### Exercise description
Report the count of lines holding "ylabel" in the records, with no other words.

### Part of a data file
###

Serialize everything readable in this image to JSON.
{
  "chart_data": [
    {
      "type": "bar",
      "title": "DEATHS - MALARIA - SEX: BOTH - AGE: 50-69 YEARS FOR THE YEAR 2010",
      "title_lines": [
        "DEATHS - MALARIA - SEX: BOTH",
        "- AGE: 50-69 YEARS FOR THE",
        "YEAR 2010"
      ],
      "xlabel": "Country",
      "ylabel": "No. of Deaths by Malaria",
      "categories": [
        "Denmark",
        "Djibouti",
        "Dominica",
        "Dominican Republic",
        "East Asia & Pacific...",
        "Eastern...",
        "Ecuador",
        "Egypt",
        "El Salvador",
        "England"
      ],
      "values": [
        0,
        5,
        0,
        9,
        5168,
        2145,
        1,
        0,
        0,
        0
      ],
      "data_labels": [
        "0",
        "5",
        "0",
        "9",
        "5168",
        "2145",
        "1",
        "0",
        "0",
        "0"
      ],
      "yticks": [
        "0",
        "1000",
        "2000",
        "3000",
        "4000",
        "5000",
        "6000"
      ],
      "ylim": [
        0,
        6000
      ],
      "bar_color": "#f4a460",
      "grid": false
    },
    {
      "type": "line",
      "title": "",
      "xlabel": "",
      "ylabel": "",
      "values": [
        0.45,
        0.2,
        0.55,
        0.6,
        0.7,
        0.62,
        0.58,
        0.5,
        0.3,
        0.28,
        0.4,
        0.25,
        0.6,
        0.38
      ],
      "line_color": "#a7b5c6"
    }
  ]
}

###

### Solution
2